O que fazer:
1. Transcreva uma parte do texto sobre a Estrada da Pedreira, começando nas palavras "Lembro da história" e parando logo após "conta de água.".
2. Segundo o texto sobre a Estrada da Pedreira, por que o piso em chapas de concreto é chamado de "velho conhecido"? Responda em até três frases.

Trecho da página:
● ● ●

A Estrada da Pedreira e o Estádio dos Eucaliptos

Dias atrás vinha descendo a Plinio Brasil Milano, da Carlos Gomes em direção à Auxiliadora.
 
O carro chacoalhava tanto que resolvi prestar atenção ao pavimento. E, para minha surpresa, entre os muitos remendos de centenas de buracos abertos e mal fechados com asfalto irregular, vi um antigo piso de concreto preservado, velho conhecido, que julgava extinto das ruas de Porto Alegre.
 
Bem junto ao antigo Posto Timbaúva, naquelas curvas em “S” que há na descida, o piso em chapas de concreto junto ao acesso do posto de gasolina (hoje sob a bandeira da BR Distribuidora) permanece lá, como colocado na época da pavimentação da Estrada da Pedreira, há mais de sessenta anos, como se chamava a Plínio Brasil Milano até então.  
 

 

 


Digo que o piso é velho conhecido porque a primeira empresa a importar uma máquina pavimentadora em chapas de concreto, no final dos anos vinte do século passado, foi a Dahne, Conceição & Cia*, fundada por três colegas engenheiros, um deles meu avô Ildo Meneghetti, muitos anos antes de aventurar-se em política e eleger-se prefeito de Porto Alegre e depois governador do Estado.
 
Lembro da história da aquisição dessa máquina devido à construção do Estádio dos Eucaliptos, do Internacional.
 
O Inter tinha em 1929 seu próprio campo arrendado, a Chácara dos Eucaliptos, na Azenha.
 
A situação não era nada boa. O clube estava atolado em dívidas e até o aluguel da chácara estava atrasado. Não tinha dinheiro nem para pagar a conta de água.
 
Situada no início da José de Alencar, a Chácara dos Eucaliptos pertencia ao Asilo da Providência. Tinha uma alameda de eucaliptos, que servia de estrutura para as arquibancadas de madeira, deixando-as na sombra.
 
Porém, a chácara fora colocada à venda por 40 contos. O Internacional, embora como arrendatário tivesse a preferência para a compra, não conseguiu levantar o capital necessário para a aquisição. 
 
O presidente da Federação Rio Grandense de Football  e ex-dirigente colorado Antenor Lemos presidiu uma reunião que deveria decidir os destinos do clube. O “jovem” Ildo Meneghetti era um dos presentes.

● ● ●

(Entradas de elementos de layout)
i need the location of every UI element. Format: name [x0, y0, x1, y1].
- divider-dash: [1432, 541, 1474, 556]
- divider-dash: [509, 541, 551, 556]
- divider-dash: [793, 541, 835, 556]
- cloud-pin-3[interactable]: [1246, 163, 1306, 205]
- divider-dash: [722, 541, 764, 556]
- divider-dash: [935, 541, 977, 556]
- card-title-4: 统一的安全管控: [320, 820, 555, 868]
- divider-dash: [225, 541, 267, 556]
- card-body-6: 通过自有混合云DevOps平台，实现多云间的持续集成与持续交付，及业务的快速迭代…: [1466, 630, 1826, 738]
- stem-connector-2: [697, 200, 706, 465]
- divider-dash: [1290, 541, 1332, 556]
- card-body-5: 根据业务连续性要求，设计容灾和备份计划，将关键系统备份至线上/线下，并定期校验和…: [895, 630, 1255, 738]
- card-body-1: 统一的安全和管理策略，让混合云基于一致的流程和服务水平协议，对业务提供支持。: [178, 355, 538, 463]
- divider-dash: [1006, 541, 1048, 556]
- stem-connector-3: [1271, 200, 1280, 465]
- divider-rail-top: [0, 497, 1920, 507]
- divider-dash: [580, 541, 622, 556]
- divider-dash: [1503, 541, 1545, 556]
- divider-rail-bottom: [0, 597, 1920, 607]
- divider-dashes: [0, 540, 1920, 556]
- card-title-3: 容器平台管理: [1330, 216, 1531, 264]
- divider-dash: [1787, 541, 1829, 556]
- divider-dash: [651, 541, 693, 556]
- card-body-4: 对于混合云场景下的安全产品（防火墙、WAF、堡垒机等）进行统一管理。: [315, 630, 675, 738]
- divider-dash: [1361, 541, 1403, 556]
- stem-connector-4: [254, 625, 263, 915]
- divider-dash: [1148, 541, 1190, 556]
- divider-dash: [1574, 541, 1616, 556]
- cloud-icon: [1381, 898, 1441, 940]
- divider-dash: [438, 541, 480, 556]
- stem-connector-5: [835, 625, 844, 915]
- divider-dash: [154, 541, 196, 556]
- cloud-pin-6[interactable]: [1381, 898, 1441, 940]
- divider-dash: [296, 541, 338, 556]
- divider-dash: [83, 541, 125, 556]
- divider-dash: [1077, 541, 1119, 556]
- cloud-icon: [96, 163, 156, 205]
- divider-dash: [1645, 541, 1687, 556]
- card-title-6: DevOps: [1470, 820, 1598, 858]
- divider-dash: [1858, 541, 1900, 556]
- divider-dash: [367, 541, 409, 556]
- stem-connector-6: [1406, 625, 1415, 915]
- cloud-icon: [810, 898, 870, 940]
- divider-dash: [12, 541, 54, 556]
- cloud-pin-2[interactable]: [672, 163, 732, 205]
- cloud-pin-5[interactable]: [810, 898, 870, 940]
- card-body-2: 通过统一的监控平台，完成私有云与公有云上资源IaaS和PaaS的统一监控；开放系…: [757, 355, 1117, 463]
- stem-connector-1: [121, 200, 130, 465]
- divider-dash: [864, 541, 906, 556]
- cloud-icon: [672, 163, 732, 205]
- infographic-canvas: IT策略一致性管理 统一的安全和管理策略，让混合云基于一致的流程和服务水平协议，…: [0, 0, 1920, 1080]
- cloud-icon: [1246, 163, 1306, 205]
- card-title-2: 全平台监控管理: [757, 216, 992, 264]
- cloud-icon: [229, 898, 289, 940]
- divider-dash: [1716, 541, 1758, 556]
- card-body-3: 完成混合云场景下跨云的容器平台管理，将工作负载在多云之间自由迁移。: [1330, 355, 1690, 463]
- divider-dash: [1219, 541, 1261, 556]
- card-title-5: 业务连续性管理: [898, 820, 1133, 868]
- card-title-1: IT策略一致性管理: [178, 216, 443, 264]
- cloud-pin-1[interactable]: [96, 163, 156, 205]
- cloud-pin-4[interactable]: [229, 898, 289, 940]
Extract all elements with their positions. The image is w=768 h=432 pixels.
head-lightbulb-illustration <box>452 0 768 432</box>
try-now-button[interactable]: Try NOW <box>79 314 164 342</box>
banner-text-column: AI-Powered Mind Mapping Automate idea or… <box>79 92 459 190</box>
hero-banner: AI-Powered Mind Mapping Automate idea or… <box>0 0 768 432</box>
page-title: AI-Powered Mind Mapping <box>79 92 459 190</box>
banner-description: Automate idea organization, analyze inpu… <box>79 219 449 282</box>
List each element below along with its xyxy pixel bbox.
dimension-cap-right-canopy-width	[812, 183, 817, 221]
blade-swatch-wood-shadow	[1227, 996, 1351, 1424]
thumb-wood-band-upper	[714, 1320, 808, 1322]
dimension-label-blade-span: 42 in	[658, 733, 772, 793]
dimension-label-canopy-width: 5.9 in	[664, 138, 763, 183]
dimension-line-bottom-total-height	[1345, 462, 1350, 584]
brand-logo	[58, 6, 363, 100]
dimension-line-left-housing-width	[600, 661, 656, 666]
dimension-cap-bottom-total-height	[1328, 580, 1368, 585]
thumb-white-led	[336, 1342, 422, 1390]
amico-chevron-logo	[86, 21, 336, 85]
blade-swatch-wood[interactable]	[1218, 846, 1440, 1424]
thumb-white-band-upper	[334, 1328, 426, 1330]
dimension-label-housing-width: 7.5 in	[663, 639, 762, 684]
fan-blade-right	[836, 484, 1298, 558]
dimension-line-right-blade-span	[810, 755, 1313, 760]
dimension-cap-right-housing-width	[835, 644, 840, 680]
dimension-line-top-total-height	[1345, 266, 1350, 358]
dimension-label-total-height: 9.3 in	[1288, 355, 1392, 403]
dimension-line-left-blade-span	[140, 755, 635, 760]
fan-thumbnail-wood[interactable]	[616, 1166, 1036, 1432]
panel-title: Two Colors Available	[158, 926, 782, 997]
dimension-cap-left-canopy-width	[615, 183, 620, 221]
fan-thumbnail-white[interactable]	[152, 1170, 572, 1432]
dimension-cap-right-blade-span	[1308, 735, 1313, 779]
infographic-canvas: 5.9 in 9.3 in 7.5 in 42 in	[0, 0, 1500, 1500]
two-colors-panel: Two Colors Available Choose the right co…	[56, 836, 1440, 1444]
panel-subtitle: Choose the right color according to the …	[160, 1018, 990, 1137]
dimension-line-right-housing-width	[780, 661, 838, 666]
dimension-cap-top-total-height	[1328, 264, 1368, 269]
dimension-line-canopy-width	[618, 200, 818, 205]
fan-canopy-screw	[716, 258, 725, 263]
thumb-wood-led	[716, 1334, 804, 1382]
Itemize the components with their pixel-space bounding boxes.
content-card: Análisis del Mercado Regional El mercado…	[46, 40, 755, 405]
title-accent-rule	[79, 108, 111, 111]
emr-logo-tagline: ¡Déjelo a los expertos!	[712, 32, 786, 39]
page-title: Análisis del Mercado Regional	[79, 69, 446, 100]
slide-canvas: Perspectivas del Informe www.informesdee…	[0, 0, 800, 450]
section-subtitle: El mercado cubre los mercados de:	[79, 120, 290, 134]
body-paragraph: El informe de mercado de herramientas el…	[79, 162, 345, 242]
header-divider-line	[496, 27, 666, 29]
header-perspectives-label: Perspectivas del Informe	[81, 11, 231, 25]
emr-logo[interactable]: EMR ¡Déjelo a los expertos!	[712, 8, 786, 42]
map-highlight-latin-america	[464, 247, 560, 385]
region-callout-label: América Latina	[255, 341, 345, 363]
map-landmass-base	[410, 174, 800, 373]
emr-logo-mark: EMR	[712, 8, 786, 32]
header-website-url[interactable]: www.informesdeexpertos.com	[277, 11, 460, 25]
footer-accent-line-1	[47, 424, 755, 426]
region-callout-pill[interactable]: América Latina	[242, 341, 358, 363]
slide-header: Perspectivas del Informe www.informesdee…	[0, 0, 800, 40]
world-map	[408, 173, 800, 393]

● ● ●

Respostas das tarefas:
1.
Lembro da história da aquisição dessa máquina devido à construção do Estádio dos Eucaliptos, do Internacional.
 
O Inter tinha em 1929 seu próprio campo arrendado, a Chácara dos Eucaliptos, na Azenha.
 
A situação não era nada boa. O clube estava atolado em dívidas e até o aluguel da chácara estava atrasado. Não tinha dinheiro nem para pagar a conta de água.

2. O piso é chamado de velho conhecido porque a primeira empresa a importar uma máquina pavimentadora em chapas de concreto, no final dos anos vinte do século passado, foi a Dahne, Conceição & Cia. Essa empresa foi fundada por três colegas engenheiros, e um deles era Ildo Meneghetti, avô de quem narra o texto.